Your task is to give the data again, exactly, with every line intact.

**Saved data entries**.

::::::::::

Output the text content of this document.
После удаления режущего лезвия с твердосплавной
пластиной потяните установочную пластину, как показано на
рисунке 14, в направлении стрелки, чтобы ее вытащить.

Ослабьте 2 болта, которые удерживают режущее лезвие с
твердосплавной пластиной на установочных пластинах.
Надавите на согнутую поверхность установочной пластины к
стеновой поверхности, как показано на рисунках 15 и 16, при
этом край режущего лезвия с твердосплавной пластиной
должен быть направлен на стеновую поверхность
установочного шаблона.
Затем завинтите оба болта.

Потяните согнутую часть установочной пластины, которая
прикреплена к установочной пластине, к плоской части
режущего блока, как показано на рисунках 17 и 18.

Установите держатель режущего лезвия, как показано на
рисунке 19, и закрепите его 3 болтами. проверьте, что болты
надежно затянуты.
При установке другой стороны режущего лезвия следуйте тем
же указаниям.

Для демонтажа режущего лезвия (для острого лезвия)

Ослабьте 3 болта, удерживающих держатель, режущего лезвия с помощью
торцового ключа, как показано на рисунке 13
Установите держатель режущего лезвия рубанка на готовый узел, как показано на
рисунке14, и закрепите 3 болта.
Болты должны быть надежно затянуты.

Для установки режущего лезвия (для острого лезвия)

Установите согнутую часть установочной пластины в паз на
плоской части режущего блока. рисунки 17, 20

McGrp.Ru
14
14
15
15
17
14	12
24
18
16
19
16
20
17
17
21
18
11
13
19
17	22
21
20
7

::::::::::

**Expected answer**.
Output the text content of this document.
После удаления режущего лезвия с твердосплавной
пластиной потяните установочную пластину, как показано на
рисунке 14, в направлении стрелки, чтобы ее вытащить.

Ослабьте 2 болта, которые удерживают режущее лезвие с
твердосплавной пластиной на установочных пластинах.
Надавите на согнутую поверхность установочной пластины к
стеновой поверхности, как показано на рисунках 15 и 16, при
этом край режущего лезвия с твердосплавной пластиной
должен быть направлен на стеновую поверхность
установочного шаблона.
Затем завинтите оба болта.

Потяните согнутую часть установочной пластины, которая
прикреплена к установочной пластине, к плоской части
режущего блока, как показано на рисунках 17 и 18.

Установите держатель режущего лезвия, как показано на
рисунке 19, и закрепите его 3 болтами. проверьте, что болты
надежно затянуты.
При установке другой стороны режущего лезвия следуйте тем
же указаниям.

Для демонтажа режущего лезвия (для острого лезвия)

Ослабьте 3 болта, удерживающих держатель, режущего лезвия с помощью
торцового ключа, как показано на рисунке 13
Установите держатель режущего лезвия рубанка на готовый узел, как показано на
рисунке14, и закрепите 3 болта.
Болты должны быть надежно затянуты.

Для установки режущего лезвия (для острого лезвия)

Установите согнутую часть установочной пластины в паз на
плоской части режущего блока. рисунки 17, 20

McGrp.Ru
14
14
15
15
17
14	12
24
18
16
19
16
20
17
17
21
18
11
13
19
17	22
21
20
7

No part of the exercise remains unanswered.